THE EXERCISE. Show every line in the entries below where the word "structure" appears.

RECORDS.
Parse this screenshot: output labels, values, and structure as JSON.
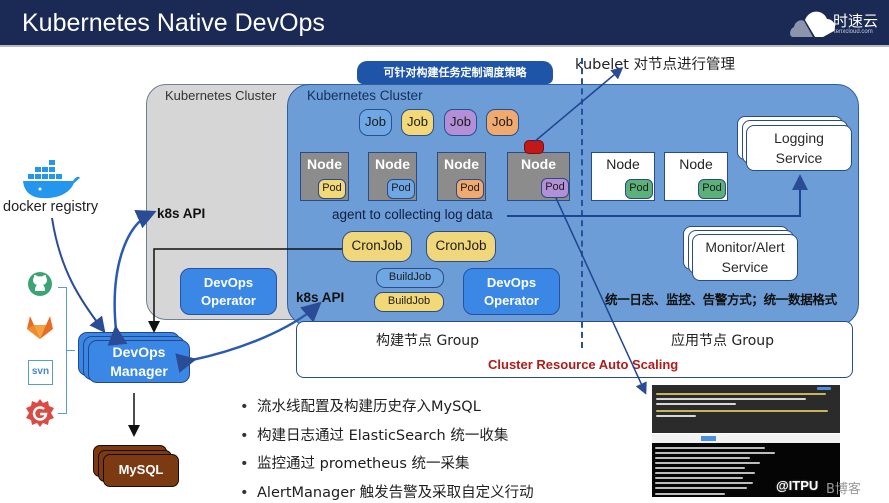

---

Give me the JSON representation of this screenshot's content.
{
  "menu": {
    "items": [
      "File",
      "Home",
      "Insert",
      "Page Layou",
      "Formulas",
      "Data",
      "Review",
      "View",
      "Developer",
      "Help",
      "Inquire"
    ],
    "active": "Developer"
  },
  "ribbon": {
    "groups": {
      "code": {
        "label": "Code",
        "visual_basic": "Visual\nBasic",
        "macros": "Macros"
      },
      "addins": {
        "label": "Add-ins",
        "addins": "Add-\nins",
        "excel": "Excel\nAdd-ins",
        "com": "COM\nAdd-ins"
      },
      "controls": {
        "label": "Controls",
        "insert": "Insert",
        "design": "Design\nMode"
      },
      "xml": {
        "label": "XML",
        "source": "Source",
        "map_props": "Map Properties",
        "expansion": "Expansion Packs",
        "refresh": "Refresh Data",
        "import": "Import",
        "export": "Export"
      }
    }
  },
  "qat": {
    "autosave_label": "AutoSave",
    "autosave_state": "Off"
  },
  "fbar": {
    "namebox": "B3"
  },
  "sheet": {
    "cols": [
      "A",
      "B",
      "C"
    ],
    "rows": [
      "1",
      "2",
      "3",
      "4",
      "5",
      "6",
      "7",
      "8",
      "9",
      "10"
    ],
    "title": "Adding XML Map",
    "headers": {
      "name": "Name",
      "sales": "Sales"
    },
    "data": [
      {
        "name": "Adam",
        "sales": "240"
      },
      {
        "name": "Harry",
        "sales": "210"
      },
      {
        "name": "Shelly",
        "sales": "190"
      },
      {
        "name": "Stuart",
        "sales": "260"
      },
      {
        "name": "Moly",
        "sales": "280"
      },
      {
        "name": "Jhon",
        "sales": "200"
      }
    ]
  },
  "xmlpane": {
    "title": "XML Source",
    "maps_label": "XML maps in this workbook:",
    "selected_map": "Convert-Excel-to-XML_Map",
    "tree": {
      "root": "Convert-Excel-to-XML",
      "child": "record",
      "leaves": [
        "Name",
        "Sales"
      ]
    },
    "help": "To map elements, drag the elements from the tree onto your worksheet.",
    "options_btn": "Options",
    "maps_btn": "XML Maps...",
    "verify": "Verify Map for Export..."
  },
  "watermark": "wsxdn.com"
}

---

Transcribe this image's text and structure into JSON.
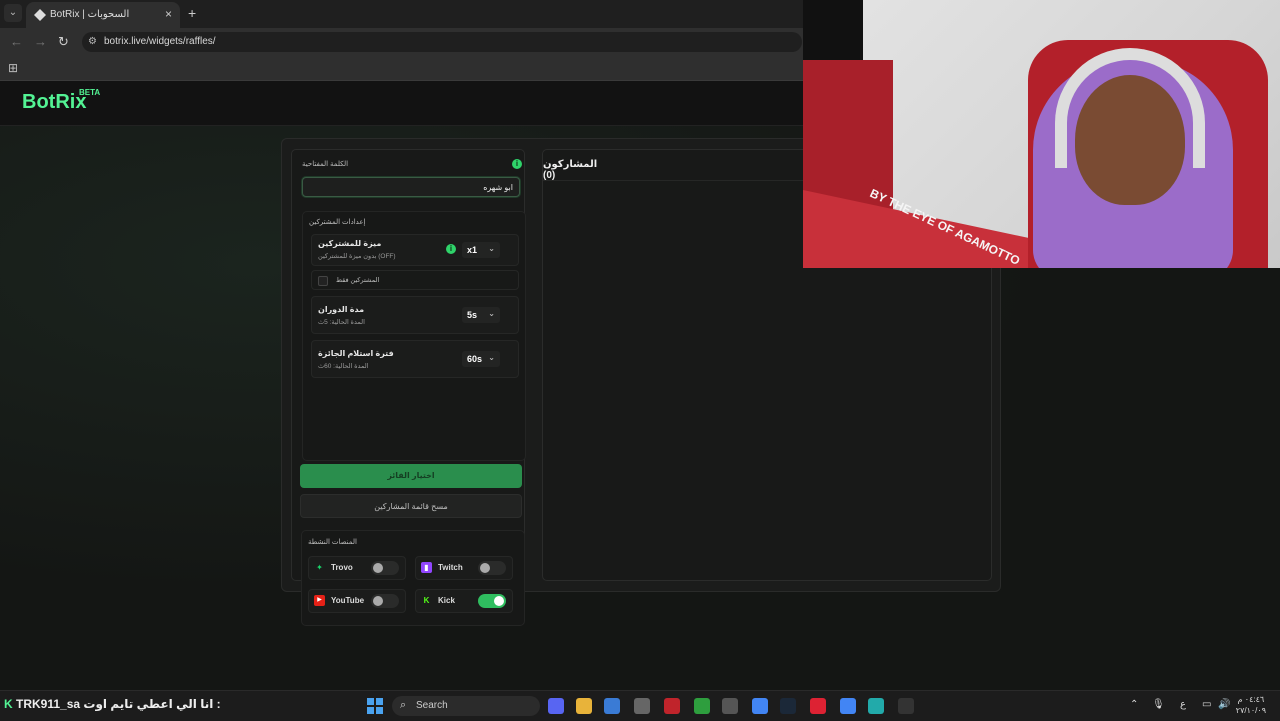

RESPONSE TO THIS EXERCISE.
Parse this screenshot: output labels, values, and structure as JSON.
Transcribe this image's text and structure into JSON.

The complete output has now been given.